## Exercise goal
Retype the material word for word.

[begin Input data]

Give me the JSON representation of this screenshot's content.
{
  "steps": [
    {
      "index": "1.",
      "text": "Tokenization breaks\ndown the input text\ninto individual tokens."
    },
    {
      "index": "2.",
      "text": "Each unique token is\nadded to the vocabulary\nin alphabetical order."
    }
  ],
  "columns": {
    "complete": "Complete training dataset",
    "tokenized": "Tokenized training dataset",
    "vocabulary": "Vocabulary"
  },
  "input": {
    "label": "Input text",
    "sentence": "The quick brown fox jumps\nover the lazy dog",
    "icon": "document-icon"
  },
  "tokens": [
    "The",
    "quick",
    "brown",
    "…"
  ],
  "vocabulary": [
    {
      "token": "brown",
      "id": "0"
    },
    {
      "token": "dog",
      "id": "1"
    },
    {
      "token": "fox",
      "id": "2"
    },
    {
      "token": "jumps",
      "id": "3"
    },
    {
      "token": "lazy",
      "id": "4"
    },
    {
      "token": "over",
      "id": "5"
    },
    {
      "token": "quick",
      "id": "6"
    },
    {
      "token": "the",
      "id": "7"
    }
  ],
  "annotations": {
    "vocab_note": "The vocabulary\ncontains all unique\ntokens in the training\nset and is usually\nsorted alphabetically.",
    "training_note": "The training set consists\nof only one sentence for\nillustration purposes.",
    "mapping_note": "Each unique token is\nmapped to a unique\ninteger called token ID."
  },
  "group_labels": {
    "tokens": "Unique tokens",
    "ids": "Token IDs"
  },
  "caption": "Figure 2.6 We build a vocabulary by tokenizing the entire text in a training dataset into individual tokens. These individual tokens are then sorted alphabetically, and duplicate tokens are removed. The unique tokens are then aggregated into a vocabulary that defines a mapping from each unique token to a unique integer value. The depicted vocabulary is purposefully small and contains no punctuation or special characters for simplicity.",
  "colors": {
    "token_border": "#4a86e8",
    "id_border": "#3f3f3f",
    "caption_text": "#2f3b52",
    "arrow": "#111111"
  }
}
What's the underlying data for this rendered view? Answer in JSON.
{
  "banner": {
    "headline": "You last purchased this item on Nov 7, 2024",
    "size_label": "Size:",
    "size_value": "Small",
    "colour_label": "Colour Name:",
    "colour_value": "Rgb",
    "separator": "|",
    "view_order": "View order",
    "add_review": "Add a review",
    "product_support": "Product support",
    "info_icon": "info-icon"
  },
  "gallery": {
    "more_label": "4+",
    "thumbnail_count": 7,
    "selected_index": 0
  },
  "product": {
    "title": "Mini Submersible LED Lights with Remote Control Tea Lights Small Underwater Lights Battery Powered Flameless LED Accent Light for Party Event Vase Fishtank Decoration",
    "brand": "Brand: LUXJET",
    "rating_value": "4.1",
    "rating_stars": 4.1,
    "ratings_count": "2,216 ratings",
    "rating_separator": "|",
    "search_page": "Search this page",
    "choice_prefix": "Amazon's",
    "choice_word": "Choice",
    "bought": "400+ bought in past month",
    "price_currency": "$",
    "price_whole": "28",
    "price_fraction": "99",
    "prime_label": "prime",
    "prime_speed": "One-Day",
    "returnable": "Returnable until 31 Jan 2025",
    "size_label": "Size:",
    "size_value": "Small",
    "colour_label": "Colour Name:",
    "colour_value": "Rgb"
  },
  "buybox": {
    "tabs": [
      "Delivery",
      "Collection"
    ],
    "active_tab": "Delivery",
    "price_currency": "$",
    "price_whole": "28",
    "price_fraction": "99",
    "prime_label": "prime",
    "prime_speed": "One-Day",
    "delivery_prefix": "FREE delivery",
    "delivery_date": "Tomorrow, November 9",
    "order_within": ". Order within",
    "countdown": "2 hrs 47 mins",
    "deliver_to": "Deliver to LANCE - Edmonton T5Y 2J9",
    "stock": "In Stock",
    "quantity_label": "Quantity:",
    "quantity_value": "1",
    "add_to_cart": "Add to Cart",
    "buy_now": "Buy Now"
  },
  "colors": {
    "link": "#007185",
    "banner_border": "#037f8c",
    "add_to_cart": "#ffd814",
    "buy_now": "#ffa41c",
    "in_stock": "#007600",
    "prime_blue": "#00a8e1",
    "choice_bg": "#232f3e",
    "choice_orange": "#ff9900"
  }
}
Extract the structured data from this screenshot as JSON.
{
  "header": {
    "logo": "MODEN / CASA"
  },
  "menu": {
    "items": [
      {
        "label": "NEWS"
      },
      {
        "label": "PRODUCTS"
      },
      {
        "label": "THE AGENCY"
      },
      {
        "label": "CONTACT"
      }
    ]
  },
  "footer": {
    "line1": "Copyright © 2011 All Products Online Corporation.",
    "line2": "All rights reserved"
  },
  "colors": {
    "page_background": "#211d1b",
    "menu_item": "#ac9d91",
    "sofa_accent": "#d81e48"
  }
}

[end Input data]

## Reply
Give me the JSON representation of this screenshot's content.
{
  "steps": [
    {
      "index": "1.",
      "text": "Tokenization breaks\ndown the input text\ninto individual tokens."
    },
    {
      "index": "2.",
      "text": "Each unique token is\nadded to the vocabulary\nin alphabetical order."
    }
  ],
  "columns": {
    "complete": "Complete training dataset",
    "tokenized": "Tokenized training dataset",
    "vocabulary": "Vocabulary"
  },
  "input": {
    "label": "Input text",
    "sentence": "The quick brown fox jumps\nover the lazy dog",
    "icon": "document-icon"
  },
  "tokens": [
    "The",
    "quick",
    "brown",
    "…"
  ],
  "vocabulary": [
    {
      "token": "brown",
      "id": "0"
    },
    {
      "token": "dog",
      "id": "1"
    },
    {
      "token": "fox",
      "id": "2"
    },
    {
      "token": "jumps",
      "id": "3"
    },
    {
      "token": "lazy",
      "id": "4"
    },
    {
      "token": "over",
      "id": "5"
    },
    {
      "token": "quick",
      "id": "6"
    },
    {
      "token": "the",
      "id": "7"
    }
  ],
  "annotations": {
    "vocab_note": "The vocabulary\ncontains all unique\ntokens in the training\nset and is usually\nsorted alphabetically.",
    "training_note": "The training set consists\nof only one sentence for\nillustration purposes.",
    "mapping_note": "Each unique token is\nmapped to a unique\ninteger called token ID."
  },
  "group_labels": {
    "tokens": "Unique tokens",
    "ids": "Token IDs"
  },
  "caption": "Figure 2.6 We build a vocabulary by tokenizing the entire text in a training dataset into individual tokens. These individual tokens are then sorted alphabetically, and duplicate tokens are removed. The unique tokens are then aggregated into a vocabulary that defines a mapping from each unique token to a unique integer value. The depicted vocabulary is purposefully small and contains no punctuation or special characters for simplicity.",
  "colors": {
    "token_border": "#4a86e8",
    "id_border": "#3f3f3f",
    "caption_text": "#2f3b52",
    "arrow": "#111111"
  }
}
What's the underlying data for this rendered view? Answer in JSON.
{
  "banner": {
    "headline": "You last purchased this item on Nov 7, 2024",
    "size_label": "Size:",
    "size_value": "Small",
    "colour_label": "Colour Name:",
    "colour_value": "Rgb",
    "separator": "|",
    "view_order": "View order",
    "add_review": "Add a review",
    "product_support": "Product support",
    "info_icon": "info-icon"
  },
  "gallery": {
    "more_label": "4+",
    "thumbnail_count": 7,
    "selected_index": 0
  },
  "product": {
    "title": "Mini Submersible LED Lights with Remote Control Tea Lights Small Underwater Lights Battery Powered Flameless LED Accent Light for Party Event Vase Fishtank Decoration",
    "brand": "Brand: LUXJET",
    "rating_value": "4.1",
    "rating_stars": 4.1,
    "ratings_count": "2,216 ratings",
    "rating_separator": "|",
    "search_page": "Search this page",
    "choice_prefix": "Amazon's",
    "choice_word": "Choice",
    "bought": "400+ bought in past month",
    "price_currency": "$",
    "price_whole": "28",
    "price_fraction": "99",
    "prime_label": "prime",
    "prime_speed": "One-Day",
    "returnable": "Returnable until 31 Jan 2025",
    "size_label": "Size:",
    "size_value": "Small",
    "colour_label": "Colour Name:",
    "colour_value": "Rgb"
  },
  "buybox": {
    "tabs": [
      "Delivery",
      "Collection"
    ],
    "active_tab": "Delivery",
    "price_currency": "$",
    "price_whole": "28",
    "price_fraction": "99",
    "prime_label": "prime",
    "prime_speed": "One-Day",
    "delivery_prefix": "FREE delivery",
    "delivery_date": "Tomorrow, November 9",
    "order_within": ". Order within",
    "countdown": "2 hrs 47 mins",
    "deliver_to": "Deliver to LANCE - Edmonton T5Y 2J9",
    "stock": "In Stock",
    "quantity_label": "Quantity:",
    "quantity_value": "1",
    "add_to_cart": "Add to Cart",
    "buy_now": "Buy Now"
  },
  "colors": {
    "link": "#007185",
    "banner_border": "#037f8c",
    "add_to_cart": "#ffd814",
    "buy_now": "#ffa41c",
    "in_stock": "#007600",
    "prime_blue": "#00a8e1",
    "choice_bg": "#232f3e",
    "choice_orange": "#ff9900"
  }
}
Extract the structured data from this screenshot as JSON.
{
  "header": {
    "logo": "MODEN / CASA"
  },
  "menu": {
    "items": [
      {
        "label": "NEWS"
      },
      {
        "label": "PRODUCTS"
      },
      {
        "label": "THE AGENCY"
      },
      {
        "label": "CONTACT"
      }
    ]
  },
  "footer": {
    "line1": "Copyright © 2011 All Products Online Corporation.",
    "line2": "All rights reserved"
  },
  "colors": {
    "page_background": "#211d1b",
    "menu_item": "#ac9d91",
    "sofa_accent": "#d81e48"
  }
}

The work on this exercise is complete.